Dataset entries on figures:
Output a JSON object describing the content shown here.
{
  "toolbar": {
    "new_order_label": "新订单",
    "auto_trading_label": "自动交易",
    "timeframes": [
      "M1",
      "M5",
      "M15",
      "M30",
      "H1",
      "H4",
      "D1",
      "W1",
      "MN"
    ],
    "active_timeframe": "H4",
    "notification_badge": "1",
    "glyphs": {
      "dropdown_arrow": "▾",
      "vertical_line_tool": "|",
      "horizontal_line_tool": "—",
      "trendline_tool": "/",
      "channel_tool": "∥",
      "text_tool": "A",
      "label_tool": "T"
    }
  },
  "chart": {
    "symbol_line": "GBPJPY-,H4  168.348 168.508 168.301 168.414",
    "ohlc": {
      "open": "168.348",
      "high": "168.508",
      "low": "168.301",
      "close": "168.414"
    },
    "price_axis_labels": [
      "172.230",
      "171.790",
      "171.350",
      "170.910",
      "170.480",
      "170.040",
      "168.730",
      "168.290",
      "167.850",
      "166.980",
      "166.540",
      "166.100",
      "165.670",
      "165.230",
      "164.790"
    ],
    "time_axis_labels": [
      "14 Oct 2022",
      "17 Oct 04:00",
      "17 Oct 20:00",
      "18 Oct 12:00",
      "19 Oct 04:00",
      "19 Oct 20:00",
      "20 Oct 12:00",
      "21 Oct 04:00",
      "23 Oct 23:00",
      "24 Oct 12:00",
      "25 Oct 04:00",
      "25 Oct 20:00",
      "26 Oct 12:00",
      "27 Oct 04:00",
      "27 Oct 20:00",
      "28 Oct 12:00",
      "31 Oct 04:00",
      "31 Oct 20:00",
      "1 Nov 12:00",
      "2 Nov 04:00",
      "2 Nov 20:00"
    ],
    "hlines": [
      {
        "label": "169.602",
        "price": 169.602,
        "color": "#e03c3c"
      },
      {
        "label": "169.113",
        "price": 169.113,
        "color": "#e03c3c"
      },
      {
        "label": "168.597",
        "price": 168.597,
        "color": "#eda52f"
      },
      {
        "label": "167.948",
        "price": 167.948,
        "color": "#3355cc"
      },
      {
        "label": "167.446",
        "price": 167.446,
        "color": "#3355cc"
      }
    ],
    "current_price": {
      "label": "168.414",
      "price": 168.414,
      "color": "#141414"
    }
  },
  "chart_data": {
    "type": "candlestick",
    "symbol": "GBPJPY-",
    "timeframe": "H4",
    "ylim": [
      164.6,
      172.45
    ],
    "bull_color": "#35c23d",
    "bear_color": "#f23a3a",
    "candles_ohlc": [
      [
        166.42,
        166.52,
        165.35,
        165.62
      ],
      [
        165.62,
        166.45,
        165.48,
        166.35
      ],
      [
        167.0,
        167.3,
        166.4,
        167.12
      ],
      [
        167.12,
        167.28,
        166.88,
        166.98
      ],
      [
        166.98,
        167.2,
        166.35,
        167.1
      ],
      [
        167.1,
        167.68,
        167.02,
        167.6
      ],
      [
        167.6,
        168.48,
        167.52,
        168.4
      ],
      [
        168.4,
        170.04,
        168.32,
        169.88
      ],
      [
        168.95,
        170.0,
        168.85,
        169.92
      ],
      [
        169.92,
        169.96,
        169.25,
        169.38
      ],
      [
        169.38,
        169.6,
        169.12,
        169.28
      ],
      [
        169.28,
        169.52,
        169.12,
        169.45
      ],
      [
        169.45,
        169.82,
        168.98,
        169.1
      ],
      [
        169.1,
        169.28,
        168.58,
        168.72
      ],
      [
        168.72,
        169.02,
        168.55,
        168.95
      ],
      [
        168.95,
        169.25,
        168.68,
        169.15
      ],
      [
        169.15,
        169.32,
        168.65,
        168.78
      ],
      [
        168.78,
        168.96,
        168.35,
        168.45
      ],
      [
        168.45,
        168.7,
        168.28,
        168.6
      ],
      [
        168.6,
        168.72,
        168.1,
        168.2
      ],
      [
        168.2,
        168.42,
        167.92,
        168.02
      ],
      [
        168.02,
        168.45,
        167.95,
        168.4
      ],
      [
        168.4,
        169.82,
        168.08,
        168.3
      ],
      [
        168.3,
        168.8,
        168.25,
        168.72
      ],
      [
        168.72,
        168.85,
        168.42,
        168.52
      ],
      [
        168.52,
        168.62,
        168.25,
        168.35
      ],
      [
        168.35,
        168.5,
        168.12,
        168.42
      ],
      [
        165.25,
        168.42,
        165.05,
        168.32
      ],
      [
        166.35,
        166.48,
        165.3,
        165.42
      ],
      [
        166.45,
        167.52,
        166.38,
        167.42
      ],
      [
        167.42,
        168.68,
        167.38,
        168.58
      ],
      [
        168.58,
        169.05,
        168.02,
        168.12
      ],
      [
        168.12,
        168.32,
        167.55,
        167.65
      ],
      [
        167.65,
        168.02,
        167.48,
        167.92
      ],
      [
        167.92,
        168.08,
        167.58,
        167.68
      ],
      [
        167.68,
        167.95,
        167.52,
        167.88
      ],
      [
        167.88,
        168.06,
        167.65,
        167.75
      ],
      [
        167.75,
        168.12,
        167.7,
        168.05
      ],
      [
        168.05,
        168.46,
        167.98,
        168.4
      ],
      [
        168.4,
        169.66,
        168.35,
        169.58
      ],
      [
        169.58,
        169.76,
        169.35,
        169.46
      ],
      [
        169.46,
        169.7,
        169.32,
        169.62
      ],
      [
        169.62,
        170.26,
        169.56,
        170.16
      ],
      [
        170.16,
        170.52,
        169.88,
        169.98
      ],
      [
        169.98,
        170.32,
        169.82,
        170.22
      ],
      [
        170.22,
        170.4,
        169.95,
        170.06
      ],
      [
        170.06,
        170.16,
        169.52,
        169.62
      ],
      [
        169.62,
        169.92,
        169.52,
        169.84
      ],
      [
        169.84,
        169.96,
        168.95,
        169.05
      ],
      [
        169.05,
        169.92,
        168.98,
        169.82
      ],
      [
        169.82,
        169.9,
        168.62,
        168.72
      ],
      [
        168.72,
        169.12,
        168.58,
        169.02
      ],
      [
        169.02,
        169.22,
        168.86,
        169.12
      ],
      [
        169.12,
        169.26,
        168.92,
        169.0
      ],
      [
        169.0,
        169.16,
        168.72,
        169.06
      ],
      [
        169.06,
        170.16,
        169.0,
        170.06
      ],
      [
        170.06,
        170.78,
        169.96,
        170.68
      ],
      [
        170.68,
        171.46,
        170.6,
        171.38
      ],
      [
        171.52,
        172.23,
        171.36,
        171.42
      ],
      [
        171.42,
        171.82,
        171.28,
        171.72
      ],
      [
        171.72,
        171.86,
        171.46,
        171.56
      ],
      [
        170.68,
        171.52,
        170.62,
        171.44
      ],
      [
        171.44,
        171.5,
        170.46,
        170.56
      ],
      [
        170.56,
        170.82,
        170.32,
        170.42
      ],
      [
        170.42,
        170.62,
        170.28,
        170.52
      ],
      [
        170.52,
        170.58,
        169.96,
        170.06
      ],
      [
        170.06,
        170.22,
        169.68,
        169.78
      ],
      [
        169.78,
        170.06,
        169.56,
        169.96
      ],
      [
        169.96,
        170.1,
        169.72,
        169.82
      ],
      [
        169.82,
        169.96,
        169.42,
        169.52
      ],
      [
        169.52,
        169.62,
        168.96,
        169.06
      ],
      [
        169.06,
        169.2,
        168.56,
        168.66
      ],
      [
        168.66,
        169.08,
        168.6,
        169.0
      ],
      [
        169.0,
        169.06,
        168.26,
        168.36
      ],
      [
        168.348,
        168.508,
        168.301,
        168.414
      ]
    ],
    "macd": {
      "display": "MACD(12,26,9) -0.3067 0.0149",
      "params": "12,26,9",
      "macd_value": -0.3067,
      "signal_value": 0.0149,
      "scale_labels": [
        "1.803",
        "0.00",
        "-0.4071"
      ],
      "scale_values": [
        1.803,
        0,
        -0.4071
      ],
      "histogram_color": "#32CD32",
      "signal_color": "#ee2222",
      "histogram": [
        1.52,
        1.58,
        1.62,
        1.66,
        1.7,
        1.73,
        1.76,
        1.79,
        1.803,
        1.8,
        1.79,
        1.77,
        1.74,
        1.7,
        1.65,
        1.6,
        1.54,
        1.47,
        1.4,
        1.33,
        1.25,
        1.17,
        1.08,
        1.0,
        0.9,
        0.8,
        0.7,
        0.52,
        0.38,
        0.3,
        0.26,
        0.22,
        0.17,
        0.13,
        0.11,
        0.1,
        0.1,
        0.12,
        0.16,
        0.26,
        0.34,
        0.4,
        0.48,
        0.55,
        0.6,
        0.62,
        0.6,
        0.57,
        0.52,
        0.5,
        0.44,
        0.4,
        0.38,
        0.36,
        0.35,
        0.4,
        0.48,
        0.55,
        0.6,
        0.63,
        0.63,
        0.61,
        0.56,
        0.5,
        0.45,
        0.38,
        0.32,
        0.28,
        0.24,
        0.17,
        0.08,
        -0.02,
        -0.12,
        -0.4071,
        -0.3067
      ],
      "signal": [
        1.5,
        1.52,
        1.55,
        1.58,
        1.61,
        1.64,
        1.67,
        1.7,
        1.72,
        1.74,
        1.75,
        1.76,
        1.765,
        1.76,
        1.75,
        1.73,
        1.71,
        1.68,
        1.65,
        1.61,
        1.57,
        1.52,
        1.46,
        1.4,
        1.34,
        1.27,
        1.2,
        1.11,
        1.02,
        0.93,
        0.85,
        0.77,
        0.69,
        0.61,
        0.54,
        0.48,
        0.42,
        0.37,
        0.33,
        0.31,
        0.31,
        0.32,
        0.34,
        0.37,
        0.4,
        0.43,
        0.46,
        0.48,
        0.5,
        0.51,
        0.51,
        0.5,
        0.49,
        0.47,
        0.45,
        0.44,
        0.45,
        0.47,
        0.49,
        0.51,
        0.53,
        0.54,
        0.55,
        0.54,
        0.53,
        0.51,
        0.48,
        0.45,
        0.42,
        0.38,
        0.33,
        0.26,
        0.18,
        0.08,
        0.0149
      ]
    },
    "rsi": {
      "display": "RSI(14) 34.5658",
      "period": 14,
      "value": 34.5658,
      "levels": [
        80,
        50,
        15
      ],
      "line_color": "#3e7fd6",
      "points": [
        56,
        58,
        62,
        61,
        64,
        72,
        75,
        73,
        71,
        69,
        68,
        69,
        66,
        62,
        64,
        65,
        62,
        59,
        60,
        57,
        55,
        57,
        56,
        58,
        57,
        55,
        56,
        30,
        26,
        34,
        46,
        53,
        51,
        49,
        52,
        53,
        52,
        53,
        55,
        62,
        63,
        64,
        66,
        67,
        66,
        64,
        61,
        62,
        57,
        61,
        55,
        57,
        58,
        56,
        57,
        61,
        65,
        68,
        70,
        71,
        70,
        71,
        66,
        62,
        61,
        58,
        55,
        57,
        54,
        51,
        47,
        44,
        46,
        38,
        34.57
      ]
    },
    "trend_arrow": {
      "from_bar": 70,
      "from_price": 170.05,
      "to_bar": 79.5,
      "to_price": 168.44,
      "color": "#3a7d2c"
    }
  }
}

**Requirements**
Gather each line in the data that holds the string "display".

**Exercise result**
      "display": "MACD(12,26,9) -0.3067 0.0149",
      "display": "RSI(14) 34.5658",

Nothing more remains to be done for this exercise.